(Exercise) Locate the word "عمرو" in the entries below, then gather every line that holds it.

(A block of data)

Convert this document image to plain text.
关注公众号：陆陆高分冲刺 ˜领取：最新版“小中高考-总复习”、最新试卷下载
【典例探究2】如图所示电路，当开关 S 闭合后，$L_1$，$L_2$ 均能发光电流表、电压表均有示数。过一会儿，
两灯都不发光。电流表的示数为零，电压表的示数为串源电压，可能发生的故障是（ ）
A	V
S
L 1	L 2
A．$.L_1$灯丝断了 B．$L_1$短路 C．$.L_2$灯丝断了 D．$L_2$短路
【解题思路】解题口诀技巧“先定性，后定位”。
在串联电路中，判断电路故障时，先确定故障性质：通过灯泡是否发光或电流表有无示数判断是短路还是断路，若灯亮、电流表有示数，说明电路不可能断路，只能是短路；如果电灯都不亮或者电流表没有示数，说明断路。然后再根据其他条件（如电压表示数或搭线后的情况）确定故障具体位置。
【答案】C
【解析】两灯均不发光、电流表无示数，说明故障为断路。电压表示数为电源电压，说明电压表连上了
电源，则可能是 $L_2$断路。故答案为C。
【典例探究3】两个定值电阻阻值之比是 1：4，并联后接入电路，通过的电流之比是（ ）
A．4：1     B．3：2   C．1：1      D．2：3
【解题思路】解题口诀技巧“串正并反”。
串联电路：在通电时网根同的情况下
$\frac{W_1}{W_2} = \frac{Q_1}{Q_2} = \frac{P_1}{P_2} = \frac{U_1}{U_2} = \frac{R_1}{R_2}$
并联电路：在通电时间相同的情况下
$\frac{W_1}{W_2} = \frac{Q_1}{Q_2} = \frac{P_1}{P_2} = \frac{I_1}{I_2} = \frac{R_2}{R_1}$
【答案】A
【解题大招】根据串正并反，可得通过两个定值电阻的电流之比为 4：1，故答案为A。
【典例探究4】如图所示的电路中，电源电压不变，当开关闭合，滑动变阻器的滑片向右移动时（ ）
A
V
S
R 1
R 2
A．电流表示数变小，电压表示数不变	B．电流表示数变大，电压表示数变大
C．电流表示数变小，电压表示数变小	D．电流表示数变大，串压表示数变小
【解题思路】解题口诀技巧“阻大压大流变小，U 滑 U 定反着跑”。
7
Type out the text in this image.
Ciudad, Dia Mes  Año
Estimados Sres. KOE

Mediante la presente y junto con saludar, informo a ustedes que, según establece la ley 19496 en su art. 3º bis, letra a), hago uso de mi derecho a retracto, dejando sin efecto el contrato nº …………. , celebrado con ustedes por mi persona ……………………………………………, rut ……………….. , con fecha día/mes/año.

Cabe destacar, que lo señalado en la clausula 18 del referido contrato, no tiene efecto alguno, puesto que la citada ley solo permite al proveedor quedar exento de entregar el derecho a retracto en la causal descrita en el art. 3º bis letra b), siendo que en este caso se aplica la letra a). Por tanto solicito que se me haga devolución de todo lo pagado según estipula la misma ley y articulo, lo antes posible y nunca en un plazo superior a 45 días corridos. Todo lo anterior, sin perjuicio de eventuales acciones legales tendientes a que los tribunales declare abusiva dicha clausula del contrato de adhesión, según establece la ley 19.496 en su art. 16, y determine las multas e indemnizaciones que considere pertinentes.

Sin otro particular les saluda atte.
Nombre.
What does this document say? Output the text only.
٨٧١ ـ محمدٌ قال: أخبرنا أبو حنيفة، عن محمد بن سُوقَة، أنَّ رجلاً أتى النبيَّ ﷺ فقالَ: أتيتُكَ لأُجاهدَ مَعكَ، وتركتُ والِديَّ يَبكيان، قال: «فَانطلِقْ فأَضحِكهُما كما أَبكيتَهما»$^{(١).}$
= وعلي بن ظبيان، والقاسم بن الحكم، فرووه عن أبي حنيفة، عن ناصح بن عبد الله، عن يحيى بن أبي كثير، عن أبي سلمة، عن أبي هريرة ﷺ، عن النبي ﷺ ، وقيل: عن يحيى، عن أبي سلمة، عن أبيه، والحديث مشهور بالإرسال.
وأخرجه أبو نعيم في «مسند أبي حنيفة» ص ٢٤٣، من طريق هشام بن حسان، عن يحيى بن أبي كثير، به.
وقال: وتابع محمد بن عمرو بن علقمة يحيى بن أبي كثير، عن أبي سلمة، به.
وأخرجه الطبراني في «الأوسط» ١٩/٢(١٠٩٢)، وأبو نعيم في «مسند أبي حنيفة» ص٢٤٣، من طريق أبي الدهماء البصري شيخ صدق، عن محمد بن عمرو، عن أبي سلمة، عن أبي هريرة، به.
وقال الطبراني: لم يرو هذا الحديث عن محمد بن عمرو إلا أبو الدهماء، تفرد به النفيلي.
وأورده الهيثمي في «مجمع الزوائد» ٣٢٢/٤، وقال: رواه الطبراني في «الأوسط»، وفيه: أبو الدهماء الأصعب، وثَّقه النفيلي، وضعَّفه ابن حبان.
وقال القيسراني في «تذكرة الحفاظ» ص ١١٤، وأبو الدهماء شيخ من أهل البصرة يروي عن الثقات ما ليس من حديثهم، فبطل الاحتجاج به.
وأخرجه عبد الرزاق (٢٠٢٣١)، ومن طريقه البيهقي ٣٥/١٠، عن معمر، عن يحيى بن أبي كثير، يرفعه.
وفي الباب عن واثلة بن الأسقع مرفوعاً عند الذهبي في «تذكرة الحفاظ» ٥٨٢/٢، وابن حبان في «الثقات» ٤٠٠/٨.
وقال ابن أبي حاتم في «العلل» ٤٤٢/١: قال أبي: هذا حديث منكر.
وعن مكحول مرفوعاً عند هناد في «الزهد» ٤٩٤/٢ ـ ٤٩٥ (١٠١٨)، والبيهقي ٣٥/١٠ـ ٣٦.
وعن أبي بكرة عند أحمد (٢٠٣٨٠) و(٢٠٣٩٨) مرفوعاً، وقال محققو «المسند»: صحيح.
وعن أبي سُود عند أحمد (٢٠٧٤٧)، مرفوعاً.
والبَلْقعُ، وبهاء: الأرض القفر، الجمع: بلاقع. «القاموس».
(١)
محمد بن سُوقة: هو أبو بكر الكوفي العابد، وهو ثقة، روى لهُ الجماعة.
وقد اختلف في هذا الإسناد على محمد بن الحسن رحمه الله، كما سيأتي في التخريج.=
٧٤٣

(Full response)
وقال: وتابع محمد بن عمرو بن علقمة يحيى بن أبي كثير، عن أبي سلمة، به.
وأخرجه الطبراني في «الأوسط» ١٩/٢(١٠٩٢)، وأبو نعيم في «مسند أبي حنيفة» ص٢٤٣، من طريق أبي الدهماء البصري شيخ صدق، عن محمد بن عمرو، عن أبي سلمة، عن أبي هريرة، به.
وقال الطبراني: لم يرو هذا الحديث عن محمد بن عمرو إلا أبو الدهماء، تفرد به النفيلي.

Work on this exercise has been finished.